▶ **WRITTEN TASK**:
All lines holding the string "کراچی" are to be shown.
==========
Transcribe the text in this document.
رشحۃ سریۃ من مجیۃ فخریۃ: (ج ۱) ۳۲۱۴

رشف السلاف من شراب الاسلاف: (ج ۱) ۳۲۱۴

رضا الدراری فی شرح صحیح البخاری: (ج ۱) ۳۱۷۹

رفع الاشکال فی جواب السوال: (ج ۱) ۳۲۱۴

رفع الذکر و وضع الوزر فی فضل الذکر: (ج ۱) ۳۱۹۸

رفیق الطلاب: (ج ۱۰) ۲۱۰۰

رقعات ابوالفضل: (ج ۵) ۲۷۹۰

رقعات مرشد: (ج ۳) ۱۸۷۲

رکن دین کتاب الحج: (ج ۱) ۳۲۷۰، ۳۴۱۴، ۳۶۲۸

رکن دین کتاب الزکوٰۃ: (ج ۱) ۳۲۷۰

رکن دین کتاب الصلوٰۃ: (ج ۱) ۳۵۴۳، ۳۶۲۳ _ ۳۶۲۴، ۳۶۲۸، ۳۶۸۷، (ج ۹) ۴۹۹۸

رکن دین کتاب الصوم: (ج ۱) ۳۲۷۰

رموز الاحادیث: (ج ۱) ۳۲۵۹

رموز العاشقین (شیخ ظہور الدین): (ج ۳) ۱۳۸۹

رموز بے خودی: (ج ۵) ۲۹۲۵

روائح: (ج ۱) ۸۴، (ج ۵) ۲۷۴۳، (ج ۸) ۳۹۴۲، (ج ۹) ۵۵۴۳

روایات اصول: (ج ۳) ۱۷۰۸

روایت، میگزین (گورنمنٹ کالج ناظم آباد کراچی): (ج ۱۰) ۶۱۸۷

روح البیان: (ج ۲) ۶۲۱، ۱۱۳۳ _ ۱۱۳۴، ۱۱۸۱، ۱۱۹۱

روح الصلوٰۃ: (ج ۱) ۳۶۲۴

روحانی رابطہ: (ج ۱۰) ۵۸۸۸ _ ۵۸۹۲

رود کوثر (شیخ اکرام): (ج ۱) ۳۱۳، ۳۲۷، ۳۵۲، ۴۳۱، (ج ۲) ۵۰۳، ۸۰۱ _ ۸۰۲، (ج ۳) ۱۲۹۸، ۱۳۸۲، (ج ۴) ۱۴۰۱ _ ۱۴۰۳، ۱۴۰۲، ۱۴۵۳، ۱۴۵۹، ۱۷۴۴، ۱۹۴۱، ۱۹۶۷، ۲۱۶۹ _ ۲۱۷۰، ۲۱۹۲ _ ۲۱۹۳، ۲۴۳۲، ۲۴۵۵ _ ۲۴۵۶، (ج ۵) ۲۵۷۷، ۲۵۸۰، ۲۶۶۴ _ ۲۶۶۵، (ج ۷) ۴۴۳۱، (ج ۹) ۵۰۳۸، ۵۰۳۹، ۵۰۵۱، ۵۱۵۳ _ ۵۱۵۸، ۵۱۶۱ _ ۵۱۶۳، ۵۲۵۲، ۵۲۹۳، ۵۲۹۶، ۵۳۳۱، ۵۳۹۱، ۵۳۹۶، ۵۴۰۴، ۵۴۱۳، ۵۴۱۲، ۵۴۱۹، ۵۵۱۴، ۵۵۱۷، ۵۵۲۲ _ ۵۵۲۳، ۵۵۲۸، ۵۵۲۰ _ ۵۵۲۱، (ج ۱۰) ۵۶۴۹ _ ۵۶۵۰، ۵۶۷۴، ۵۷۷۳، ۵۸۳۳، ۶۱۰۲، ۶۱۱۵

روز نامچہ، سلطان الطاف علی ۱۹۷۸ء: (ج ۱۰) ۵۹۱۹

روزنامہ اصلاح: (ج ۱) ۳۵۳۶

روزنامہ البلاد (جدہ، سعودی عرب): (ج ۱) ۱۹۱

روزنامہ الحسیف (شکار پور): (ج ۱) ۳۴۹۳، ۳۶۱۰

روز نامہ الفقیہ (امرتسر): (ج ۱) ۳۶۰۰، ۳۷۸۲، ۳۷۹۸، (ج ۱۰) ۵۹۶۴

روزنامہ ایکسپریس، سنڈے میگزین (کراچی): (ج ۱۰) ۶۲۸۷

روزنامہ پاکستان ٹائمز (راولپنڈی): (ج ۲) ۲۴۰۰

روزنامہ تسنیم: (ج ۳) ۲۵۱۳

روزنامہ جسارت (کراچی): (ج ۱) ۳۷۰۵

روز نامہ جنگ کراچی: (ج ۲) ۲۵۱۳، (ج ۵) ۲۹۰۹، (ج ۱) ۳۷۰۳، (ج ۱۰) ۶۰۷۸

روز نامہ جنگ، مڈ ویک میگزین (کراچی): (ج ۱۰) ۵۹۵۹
==========
▶ **SOLUTION FOR THIS TASK**:
روایت، میگزین (گورنمنٹ کالج ناظم آباد کراچی): (ج ۱۰) ۶۱۸۷
روزنامہ ایکسپریس، سنڈے میگزین (کراچی): (ج ۱۰) ۶۲۸۷
روزنامہ جسارت (کراچی): (ج ۱) ۳۷۰۵
روز نامہ جنگ کراچی: (ج ۲) ۲۵۱۳، (ج ۵) ۲۹۰۹، (ج ۱) ۳۷۰۳، (ج ۱۰) ۶۰۷۸
روز نامہ جنگ، مڈ ویک میگزین (کراچی): (ج ۱۰) ۵۹۵۹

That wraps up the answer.